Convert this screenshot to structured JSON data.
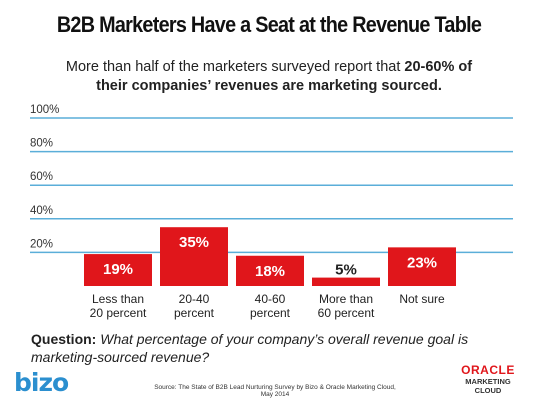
{
  "header": {
    "title": "B2B Marketers Have a Seat at the Revenue Table",
    "subtitle_line1_plain": "More than half of the marketers surveyed report that ",
    "subtitle_line1_bold": "20-60% of",
    "subtitle_line2_bold": "their companies’ revenues are marketing sourced."
  },
  "question": {
    "label": "Question:",
    "text": " What percentage of your company’s overall revenue goal is marketing-sourced revenue?"
  },
  "footer": {
    "bizo_logo": "bizo",
    "source": "Source: The State of B2B Lead Nurturing Survey by Bizo & Oracle Marketing Cloud, May 2014",
    "oracle_line1": "ORACLE",
    "oracle_line2": "MARKETING",
    "oracle_line3": "CLOUD"
  },
  "colors": {
    "bar": "#e0161b",
    "gridline": "#5aaed9",
    "bar_label": "#ffffff",
    "dark_label": "#222222"
  },
  "chart_data": {
    "type": "bar",
    "categories": [
      [
        "Less than",
        "20 percent"
      ],
      [
        "20-40",
        "percent"
      ],
      [
        "40-60",
        "percent"
      ],
      [
        "More than",
        "60 percent"
      ],
      [
        "Not sure"
      ]
    ],
    "values": [
      19,
      35,
      18,
      5,
      23
    ],
    "value_labels": [
      "19%",
      "35%",
      "18%",
      "5%",
      "23%"
    ],
    "label_inside": [
      true,
      true,
      true,
      false,
      true
    ],
    "ylim": [
      0,
      100
    ],
    "yticks": [
      20,
      40,
      60,
      80,
      100
    ],
    "ytick_labels": [
      "20%",
      "40%",
      "60%",
      "80%",
      "100%"
    ],
    "grid": true
  }
}
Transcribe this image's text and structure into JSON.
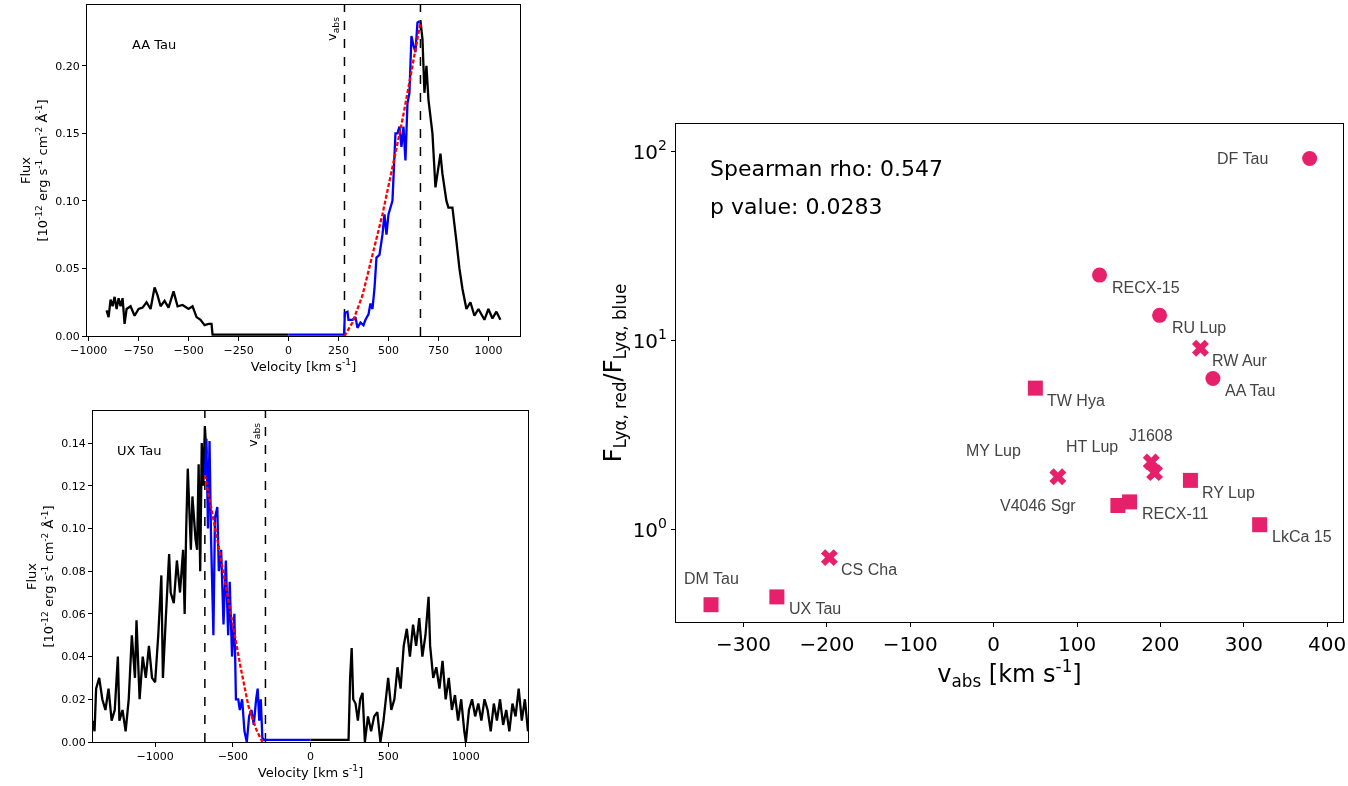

============

__PROBLEM STATEMENT__.
Write out the material above once more, exactly as it reads, with no pictures.

__RESPONSE TO THE EXERCISE__.
Convert this screenshot to structured JSON data.
{
  "header": {
    "title": "B2B Marketers Have a Seat at the Revenue Table",
    "subtitle_line1_plain": "More than half of the marketers surveyed report that ",
    "subtitle_line1_bold": "20-60% of",
    "subtitle_line2_bold": "their companies’ revenues are marketing sourced."
  },
  "question": {
    "label": "Question:",
    "text": " What percentage of your company’s overall revenue goal is marketing-sourced revenue?"
  },
  "footer": {
    "bizo_logo": "bizo",
    "source": "Source: The State of B2B Lead Nurturing Survey by Bizo & Oracle Marketing Cloud, May 2014",
    "oracle_line1": "ORACLE",
    "oracle_line2": "MARKETING",
    "oracle_line3": "CLOUD"
  },
  "colors": {
    "bar": "#e0161b",
    "gridline": "#5aaed9",
    "bar_label": "#ffffff",
    "dark_label": "#222222"
  },
  "chart_data": {
    "type": "bar",
    "categories": [
      [
        "Less than",
        "20 percent"
      ],
      [
        "20-40",
        "percent"
      ],
      [
        "40-60",
        "percent"
      ],
      [
        "More than",
        "60 percent"
      ],
      [
        "Not sure"
      ]
    ],
    "values": [
      19,
      35,
      18,
      5,
      23
    ],
    "value_labels": [
      "19%",
      "35%",
      "18%",
      "5%",
      "23%"
    ],
    "label_inside": [
      true,
      true,
      true,
      false,
      true
    ],
    "ylim": [
      0,
      100
    ],
    "yticks": [
      20,
      40,
      60,
      80,
      100
    ],
    "ytick_labels": [
      "20%",
      "40%",
      "60%",
      "80%",
      "100%"
    ],
    "grid": true
  }
}
Transcribe this image's text and structure into JSON.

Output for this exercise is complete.